WHAT IS ASKED
From the listing below, copy every line with the word "name".

═══ DATASET ROWS ═══

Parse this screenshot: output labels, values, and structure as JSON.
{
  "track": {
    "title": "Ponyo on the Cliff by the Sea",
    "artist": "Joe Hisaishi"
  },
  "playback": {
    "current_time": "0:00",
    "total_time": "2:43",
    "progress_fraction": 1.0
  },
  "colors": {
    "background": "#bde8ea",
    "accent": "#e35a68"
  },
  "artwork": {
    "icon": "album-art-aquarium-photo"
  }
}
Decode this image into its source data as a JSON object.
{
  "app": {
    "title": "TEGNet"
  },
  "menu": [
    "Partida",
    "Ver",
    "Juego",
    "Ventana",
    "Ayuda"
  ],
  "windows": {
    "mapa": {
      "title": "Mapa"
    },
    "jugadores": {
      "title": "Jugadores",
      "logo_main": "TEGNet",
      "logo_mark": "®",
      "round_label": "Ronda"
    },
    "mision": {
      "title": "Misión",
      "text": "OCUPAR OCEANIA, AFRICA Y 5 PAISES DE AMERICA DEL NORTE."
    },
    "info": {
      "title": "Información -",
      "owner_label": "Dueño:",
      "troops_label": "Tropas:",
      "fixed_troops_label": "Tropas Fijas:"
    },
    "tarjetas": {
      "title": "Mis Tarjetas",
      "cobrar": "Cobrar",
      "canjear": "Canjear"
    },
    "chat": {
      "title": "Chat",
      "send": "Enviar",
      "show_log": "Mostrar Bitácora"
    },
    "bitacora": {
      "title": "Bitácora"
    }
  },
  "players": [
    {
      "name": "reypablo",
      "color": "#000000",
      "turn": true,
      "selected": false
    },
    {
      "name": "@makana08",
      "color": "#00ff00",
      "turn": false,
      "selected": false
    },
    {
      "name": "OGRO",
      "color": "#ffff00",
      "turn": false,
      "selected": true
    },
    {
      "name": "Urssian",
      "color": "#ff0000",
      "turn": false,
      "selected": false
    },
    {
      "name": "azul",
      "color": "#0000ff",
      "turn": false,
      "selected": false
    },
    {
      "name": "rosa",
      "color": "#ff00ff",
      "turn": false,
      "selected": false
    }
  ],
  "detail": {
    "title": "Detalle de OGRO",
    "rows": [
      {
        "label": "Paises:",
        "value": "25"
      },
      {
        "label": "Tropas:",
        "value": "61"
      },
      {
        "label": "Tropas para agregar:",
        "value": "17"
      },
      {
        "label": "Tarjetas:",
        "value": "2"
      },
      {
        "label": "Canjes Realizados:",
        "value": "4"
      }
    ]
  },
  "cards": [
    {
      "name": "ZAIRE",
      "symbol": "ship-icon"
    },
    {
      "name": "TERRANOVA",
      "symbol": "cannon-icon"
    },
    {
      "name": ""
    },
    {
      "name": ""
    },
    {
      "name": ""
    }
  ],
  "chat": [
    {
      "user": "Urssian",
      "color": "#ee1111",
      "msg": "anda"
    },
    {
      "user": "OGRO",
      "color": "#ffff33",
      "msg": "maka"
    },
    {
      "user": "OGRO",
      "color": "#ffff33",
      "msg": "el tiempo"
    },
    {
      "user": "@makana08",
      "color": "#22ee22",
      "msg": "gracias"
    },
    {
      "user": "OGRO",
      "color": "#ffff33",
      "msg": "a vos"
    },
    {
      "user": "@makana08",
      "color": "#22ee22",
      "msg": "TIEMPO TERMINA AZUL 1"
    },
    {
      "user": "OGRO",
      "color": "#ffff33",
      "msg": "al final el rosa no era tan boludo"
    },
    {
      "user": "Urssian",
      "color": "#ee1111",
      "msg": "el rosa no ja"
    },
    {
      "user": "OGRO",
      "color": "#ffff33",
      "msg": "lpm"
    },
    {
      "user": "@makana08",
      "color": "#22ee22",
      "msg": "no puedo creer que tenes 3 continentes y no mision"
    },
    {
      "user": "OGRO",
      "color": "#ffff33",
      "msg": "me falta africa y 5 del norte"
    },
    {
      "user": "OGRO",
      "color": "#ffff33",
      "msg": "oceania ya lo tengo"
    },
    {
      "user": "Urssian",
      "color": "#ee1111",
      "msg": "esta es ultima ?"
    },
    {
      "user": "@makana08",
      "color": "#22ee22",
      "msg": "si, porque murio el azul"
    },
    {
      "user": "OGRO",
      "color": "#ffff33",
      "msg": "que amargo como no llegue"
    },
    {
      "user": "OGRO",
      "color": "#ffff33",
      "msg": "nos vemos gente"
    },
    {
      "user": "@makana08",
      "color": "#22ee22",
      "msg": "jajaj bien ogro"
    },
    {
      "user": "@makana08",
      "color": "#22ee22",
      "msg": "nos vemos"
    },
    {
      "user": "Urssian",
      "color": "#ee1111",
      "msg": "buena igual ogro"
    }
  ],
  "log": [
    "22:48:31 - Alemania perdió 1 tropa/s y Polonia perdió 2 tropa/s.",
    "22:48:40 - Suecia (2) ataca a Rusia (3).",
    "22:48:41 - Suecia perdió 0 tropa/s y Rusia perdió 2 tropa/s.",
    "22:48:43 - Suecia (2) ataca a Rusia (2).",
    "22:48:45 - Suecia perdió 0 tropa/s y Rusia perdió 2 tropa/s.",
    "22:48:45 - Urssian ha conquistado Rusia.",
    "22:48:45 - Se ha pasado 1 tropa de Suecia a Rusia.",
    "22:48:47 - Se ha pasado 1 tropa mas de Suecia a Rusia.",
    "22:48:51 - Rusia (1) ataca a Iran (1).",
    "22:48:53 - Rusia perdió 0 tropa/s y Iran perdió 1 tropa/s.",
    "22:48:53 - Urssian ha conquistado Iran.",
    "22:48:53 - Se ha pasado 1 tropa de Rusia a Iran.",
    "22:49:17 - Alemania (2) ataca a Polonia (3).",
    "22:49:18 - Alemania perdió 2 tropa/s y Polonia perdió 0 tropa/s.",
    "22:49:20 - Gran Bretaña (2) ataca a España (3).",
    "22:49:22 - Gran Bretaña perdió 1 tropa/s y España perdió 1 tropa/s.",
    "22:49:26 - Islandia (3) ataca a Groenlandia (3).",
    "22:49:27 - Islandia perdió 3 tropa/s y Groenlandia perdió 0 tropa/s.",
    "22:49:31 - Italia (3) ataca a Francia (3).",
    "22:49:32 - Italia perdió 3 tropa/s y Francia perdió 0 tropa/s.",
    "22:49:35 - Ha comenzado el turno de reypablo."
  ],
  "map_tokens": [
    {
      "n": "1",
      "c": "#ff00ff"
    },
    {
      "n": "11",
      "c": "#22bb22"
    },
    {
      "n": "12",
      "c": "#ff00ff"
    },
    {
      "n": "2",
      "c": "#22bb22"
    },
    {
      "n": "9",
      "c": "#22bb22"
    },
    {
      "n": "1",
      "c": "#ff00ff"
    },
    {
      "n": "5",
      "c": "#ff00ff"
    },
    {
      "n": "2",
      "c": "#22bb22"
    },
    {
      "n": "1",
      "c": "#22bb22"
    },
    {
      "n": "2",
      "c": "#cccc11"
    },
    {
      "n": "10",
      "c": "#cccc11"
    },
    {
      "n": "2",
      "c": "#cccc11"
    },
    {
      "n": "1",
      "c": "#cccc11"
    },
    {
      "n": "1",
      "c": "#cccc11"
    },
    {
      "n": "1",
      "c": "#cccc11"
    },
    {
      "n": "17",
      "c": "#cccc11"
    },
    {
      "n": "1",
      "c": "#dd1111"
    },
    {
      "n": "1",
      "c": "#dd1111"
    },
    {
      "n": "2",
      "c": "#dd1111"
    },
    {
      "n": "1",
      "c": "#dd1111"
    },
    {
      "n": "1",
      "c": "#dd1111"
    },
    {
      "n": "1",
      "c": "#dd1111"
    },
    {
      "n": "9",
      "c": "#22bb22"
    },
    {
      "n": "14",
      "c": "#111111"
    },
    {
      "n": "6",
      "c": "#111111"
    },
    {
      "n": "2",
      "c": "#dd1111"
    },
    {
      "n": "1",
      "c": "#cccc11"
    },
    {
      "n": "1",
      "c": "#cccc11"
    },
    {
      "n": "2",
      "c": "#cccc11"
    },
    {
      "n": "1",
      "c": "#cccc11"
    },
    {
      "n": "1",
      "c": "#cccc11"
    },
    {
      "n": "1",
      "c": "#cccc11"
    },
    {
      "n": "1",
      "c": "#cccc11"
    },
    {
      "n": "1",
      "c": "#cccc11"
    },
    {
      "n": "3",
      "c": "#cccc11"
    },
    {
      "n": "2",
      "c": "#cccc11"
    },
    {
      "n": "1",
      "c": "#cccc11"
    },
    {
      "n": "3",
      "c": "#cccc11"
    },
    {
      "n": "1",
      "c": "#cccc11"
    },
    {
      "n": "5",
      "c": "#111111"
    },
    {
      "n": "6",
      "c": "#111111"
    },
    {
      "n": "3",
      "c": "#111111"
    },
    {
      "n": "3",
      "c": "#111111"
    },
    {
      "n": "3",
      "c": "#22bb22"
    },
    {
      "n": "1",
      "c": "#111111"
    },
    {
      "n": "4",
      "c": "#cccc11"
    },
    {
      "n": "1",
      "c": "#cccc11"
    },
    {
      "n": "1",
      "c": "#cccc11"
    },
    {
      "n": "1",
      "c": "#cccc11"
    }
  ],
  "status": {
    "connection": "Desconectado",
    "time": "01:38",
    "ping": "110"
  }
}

═══

TASK OUTPUT
      "name": "reypablo",
      "name": "@makana08",
      "name": "OGRO",
      "name": "Urssian",
      "name": "azul",
      "name": "rosa",
      "name": "ZAIRE",
      "name": "TERRANOVA",
      "name": ""
      "name": ""
      "name": ""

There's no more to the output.